* Begin Exercise data *

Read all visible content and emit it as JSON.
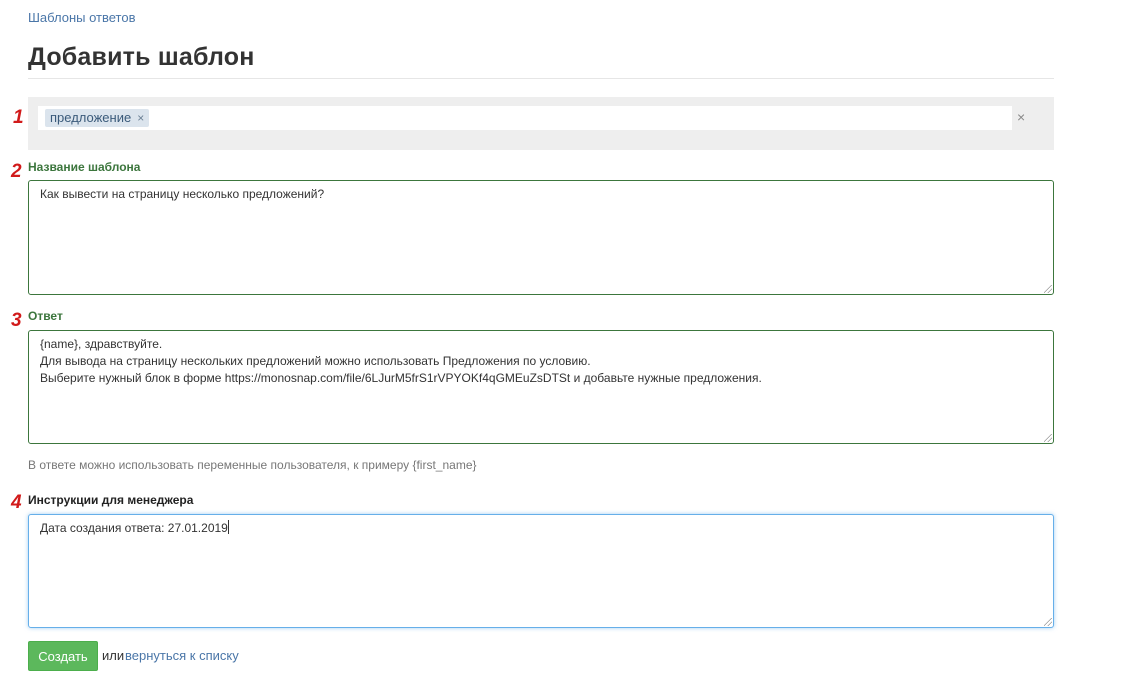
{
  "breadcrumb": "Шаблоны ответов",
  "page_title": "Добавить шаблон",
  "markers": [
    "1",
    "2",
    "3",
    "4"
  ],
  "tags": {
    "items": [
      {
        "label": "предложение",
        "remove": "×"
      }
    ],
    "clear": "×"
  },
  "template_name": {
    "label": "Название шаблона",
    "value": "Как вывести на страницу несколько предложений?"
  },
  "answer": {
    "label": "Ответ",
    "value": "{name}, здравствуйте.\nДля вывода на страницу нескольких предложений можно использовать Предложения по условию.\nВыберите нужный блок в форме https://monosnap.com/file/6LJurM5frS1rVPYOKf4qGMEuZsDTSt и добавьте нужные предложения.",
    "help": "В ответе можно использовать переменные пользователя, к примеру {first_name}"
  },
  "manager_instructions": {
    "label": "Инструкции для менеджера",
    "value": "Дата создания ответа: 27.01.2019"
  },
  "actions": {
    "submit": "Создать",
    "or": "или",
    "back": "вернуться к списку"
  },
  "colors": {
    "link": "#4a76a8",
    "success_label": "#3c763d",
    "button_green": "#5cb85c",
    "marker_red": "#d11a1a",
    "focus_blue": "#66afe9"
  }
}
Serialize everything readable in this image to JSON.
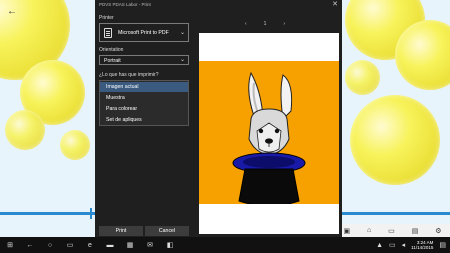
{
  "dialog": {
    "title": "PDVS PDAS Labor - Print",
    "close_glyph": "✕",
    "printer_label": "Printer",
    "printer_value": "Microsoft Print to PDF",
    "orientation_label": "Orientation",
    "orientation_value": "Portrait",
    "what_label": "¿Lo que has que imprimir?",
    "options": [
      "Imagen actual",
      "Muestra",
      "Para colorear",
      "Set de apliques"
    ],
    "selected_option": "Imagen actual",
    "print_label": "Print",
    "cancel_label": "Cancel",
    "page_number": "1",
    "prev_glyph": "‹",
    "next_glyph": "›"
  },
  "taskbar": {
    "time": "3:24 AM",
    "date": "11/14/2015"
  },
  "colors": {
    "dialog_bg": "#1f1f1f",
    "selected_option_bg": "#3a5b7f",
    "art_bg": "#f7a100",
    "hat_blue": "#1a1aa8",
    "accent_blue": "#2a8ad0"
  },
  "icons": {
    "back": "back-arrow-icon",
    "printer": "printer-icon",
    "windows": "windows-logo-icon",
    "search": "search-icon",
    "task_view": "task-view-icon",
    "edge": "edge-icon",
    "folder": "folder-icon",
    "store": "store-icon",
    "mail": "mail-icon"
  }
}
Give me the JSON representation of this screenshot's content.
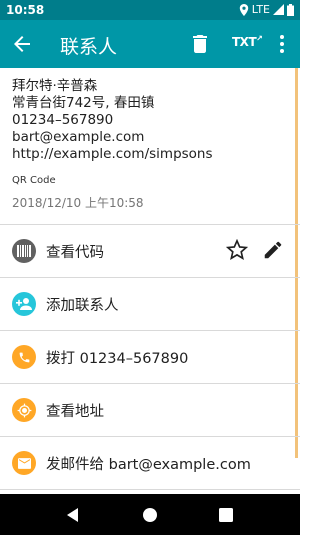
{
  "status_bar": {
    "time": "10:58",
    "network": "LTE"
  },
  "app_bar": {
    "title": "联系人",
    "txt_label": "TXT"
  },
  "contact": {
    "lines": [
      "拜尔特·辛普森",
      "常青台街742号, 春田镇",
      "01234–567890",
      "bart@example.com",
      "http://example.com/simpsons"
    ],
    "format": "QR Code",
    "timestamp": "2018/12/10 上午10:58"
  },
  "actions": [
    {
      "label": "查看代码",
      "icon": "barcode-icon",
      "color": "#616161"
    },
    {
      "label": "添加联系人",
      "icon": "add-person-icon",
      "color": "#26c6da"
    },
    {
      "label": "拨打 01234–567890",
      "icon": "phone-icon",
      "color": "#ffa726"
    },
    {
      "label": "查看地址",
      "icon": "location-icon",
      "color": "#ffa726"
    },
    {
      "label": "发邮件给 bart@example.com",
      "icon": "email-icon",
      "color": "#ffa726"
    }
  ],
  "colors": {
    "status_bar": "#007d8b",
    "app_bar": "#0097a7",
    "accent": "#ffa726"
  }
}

* End Exercise data *

* _What you should do_
Show each line in the entries that holds the string "actual".

* _Solved problem_
      "Imagen actual",
    "selected_option": "Imagen actual",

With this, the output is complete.